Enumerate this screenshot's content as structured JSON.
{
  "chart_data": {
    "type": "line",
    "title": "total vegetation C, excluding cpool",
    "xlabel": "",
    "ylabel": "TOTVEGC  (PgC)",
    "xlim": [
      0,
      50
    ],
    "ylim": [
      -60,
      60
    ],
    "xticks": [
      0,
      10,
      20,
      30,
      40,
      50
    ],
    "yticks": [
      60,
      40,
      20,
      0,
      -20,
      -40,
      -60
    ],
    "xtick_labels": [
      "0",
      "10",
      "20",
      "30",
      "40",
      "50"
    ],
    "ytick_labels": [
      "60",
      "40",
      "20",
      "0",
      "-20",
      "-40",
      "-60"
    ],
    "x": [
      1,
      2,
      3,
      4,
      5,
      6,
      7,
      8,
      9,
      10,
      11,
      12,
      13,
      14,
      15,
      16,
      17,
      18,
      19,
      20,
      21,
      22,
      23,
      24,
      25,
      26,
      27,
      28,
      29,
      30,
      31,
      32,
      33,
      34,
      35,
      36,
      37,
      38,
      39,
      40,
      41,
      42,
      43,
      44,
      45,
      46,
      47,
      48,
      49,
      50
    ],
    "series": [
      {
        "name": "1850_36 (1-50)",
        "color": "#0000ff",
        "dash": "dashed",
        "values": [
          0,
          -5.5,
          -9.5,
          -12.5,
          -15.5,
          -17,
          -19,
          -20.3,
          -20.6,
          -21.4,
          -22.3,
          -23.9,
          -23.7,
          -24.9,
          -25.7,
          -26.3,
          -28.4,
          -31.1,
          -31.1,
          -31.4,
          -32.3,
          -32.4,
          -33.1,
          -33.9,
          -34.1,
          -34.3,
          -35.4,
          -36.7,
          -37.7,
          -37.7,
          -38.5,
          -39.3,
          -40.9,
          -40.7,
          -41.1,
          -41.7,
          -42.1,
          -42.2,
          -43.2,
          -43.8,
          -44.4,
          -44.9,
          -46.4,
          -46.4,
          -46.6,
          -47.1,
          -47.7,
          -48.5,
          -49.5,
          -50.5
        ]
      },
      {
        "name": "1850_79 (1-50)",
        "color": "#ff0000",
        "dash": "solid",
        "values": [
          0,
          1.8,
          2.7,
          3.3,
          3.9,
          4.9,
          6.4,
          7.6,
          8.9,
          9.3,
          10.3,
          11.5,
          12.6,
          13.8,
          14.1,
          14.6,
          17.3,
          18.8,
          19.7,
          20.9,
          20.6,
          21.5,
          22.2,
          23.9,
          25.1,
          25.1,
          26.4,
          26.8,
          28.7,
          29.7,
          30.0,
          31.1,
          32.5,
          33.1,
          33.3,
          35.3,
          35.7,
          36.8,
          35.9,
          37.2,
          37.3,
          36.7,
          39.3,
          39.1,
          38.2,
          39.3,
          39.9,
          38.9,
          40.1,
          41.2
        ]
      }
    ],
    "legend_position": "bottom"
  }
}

---+---

AIM
Retype the entries exactly, including every line.

ANSWER
Enumerate this screenshot's content as structured JSON.
{
  "chart_data": {
    "type": "line",
    "title": "total vegetation C, excluding cpool",
    "xlabel": "",
    "ylabel": "TOTVEGC  (PgC)",
    "xlim": [
      0,
      50
    ],
    "ylim": [
      -60,
      60
    ],
    "xticks": [
      0,
      10,
      20,
      30,
      40,
      50
    ],
    "yticks": [
      60,
      40,
      20,
      0,
      -20,
      -40,
      -60
    ],
    "xtick_labels": [
      "0",
      "10",
      "20",
      "30",
      "40",
      "50"
    ],
    "ytick_labels": [
      "60",
      "40",
      "20",
      "0",
      "-20",
      "-40",
      "-60"
    ],
    "x": [
      1,
      2,
      3,
      4,
      5,
      6,
      7,
      8,
      9,
      10,
      11,
      12,
      13,
      14,
      15,
      16,
      17,
      18,
      19,
      20,
      21,
      22,
      23,
      24,
      25,
      26,
      27,
      28,
      29,
      30,
      31,
      32,
      33,
      34,
      35,
      36,
      37,
      38,
      39,
      40,
      41,
      42,
      43,
      44,
      45,
      46,
      47,
      48,
      49,
      50
    ],
    "series": [
      {
        "name": "1850_36 (1-50)",
        "color": "#0000ff",
        "dash": "dashed",
        "values": [
          0,
          -5.5,
          -9.5,
          -12.5,
          -15.5,
          -17,
          -19,
          -20.3,
          -20.6,
          -21.4,
          -22.3,
          -23.9,
          -23.7,
          -24.9,
          -25.7,
          -26.3,
          -28.4,
          -31.1,
          -31.1,
          -31.4,
          -32.3,
          -32.4,
          -33.1,
          -33.9,
          -34.1,
          -34.3,
          -35.4,
          -36.7,
          -37.7,
          -37.7,
          -38.5,
          -39.3,
          -40.9,
          -40.7,
          -41.1,
          -41.7,
          -42.1,
          -42.2,
          -43.2,
          -43.8,
          -44.4,
          -44.9,
          -46.4,
          -46.4,
          -46.6,
          -47.1,
          -47.7,
          -48.5,
          -49.5,
          -50.5
        ]
      },
      {
        "name": "1850_79 (1-50)",
        "color": "#ff0000",
        "dash": "solid",
        "values": [
          0,
          1.8,
          2.7,
          3.3,
          3.9,
          4.9,
          6.4,
          7.6,
          8.9,
          9.3,
          10.3,
          11.5,
          12.6,
          13.8,
          14.1,
          14.6,
          17.3,
          18.8,
          19.7,
          20.9,
          20.6,
          21.5,
          22.2,
          23.9,
          25.1,
          25.1,
          26.4,
          26.8,
          28.7,
          29.7,
          30.0,
          31.1,
          32.5,
          33.1,
          33.3,
          35.3,
          35.7,
          36.8,
          35.9,
          37.2,
          37.3,
          36.7,
          39.3,
          39.1,
          38.2,
          39.3,
          39.9,
          38.9,
          40.1,
          41.2
        ]
      }
    ],
    "legend_position": "bottom"
  }
}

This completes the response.